TASK ITEM: Your answer should be every line with the word "ajuste", copied from the data below.

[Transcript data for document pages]

Segment Open

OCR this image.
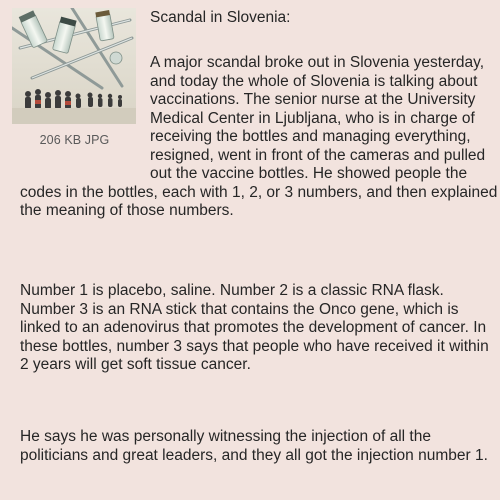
206 KB JPG
Scandal in Slovenia:

A major scandal broke out in Slovenia yesterday, and today the whole of Slovenia is talking about vaccinations. The senior nurse at the University Medical Center in Ljubljana, who is in charge of receiving the bottles and managing everything, resigned, went in front of the cameras and pulled out the vaccine bottles. He showed people the codes in the bottles, each with 1, 2, or 3 numbers, and then explained the meaning of those numbers.

Number 1 is placebo, saline. Number 2 is a classic RNA flask. Number 3 is an RNA stick that contains the Onco gene, which is linked to an adenovirus that promotes the development of cancer. In these bottles, number 3 says that people who have received it within 2 years will get soft tissue cancer.

He says he was personally witnessing the injection of all the politicians and great leaders, and they all got the injection number 1.
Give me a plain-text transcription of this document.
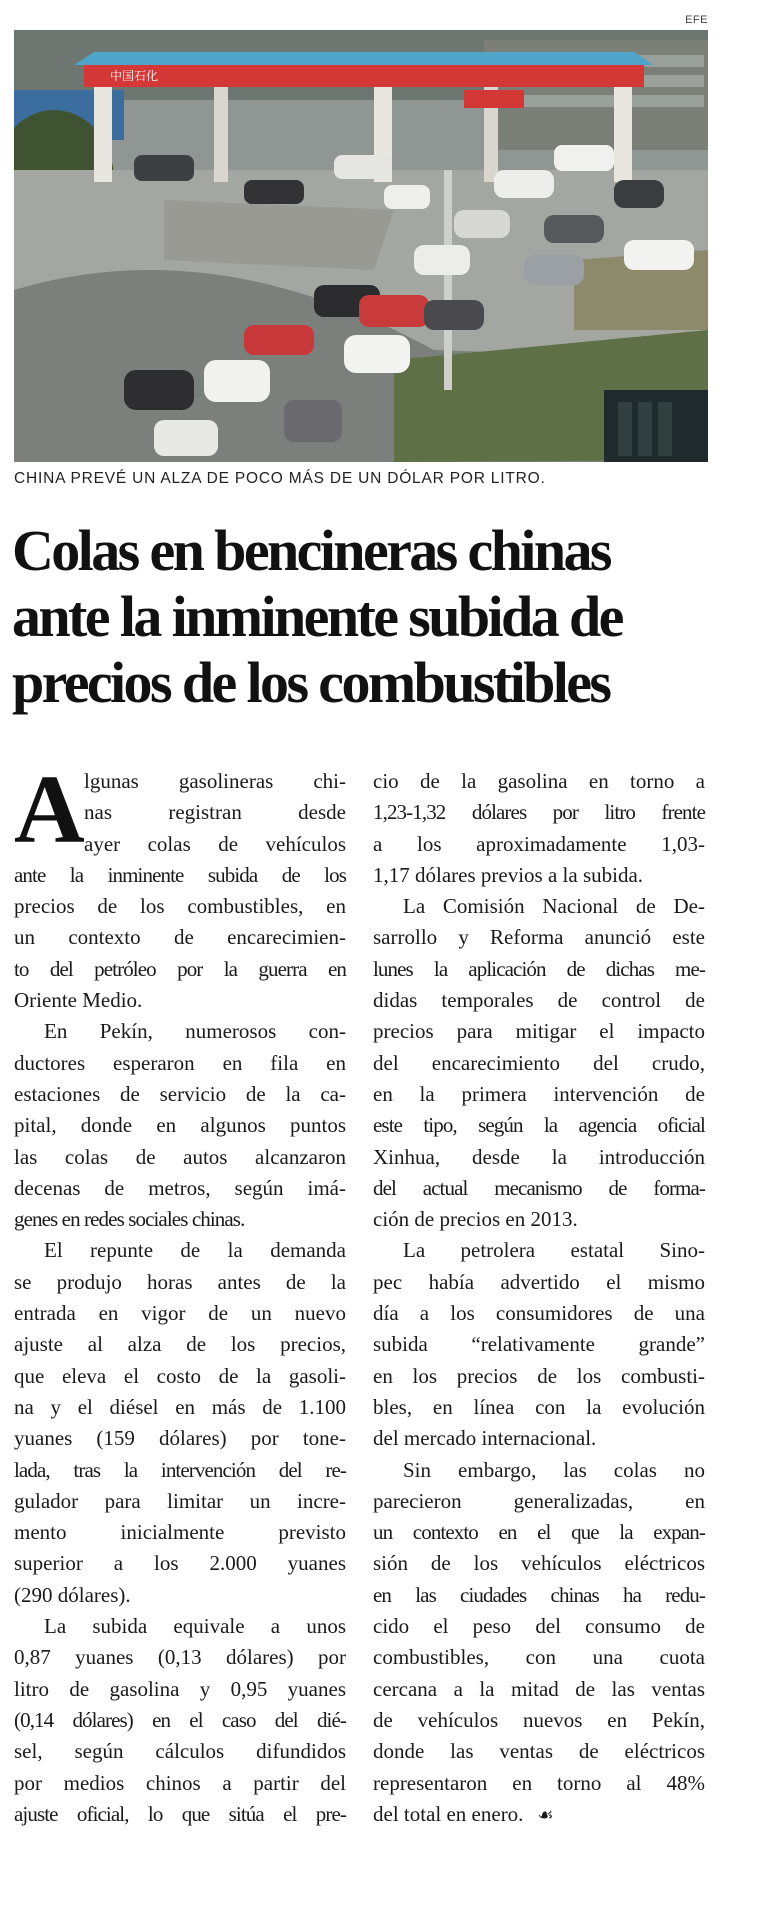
EFE
中国石化
CHINA PREVÉ UN ALZA DE POCO MÁS DE UN DÓLAR POR LITRO.
Colas en bencineras chinas
ante la inminente subida de
precios de los combustibles
A lgunas gasolineras chi-
nas registran desde
ayer colas de vehículos
ante la inminente subida de los
precios de los combustibles, en
un contexto de encarecimien-
to del petróleo por la guerra en
Oriente Medio.

En Pekín, numerosos con-
ductores esperaron en fila en
estaciones de servicio de la ca-
pital, donde en algunos puntos
las colas de autos alcanzaron
decenas de metros, según imá-
genes en redes sociales chinas.

El repunte de la demanda
se produjo horas antes de la
entrada en vigor de un nuevo
ajuste al alza de los precios,
que eleva el costo de la gasoli-
na y el diésel en más de 1.100
yuanes (159 dólares) por tone-
lada, tras la intervención del re-
gulador para limitar un incre-
mento inicialmente previsto
superior a los 2.000 yuanes
(290 dólares).

La subida equivale a unos
0,87 yuanes (0,13 dólares) por
litro de gasolina y 0,95 yuanes
(0,14 dólares) en el caso del dié-
sel, según cálculos difundidos
por medios chinos a partir del
ajuste oficial, lo que sitúa el pre-

cio de la gasolina en torno a
1,23-1,32 dólares por litro frente
a los aproximadamente 1,03-
1,17 dólares previos a la subida.

La Comisión Nacional de De-
sarrollo y Reforma anunció este
lunes la aplicación de dichas me-
didas temporales de control de
precios para mitigar el impacto
del encarecimiento del crudo,
en la primera intervención de
este tipo, según la agencia oficial
Xinhua, desde la introducción
del actual mecanismo de forma-
ción de precios en 2013.

La petrolera estatal Sino-
pec había advertido el mismo
día a los consumidores de una
subida “relativamente grande”
en los precios de los combusti-
bles, en línea con la evolución
del mercado internacional.

Sin embargo, las colas no
parecieron generalizadas, en
un contexto en el que la expan-
sión de los vehículos eléctricos
en las ciudades chinas ha redu-
cido el peso del consumo de
combustibles, con una cuota
cercana a la mitad de las ventas
de vehículos nuevos en Pekín,
donde las ventas de eléctricos
representaron en torno al 48%
del total en enero. ☙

Segment Closed

RESPONSE TO THIS TASK:
ajuste al alza de los precios,
ajuste oficial, lo que sitúa el pre-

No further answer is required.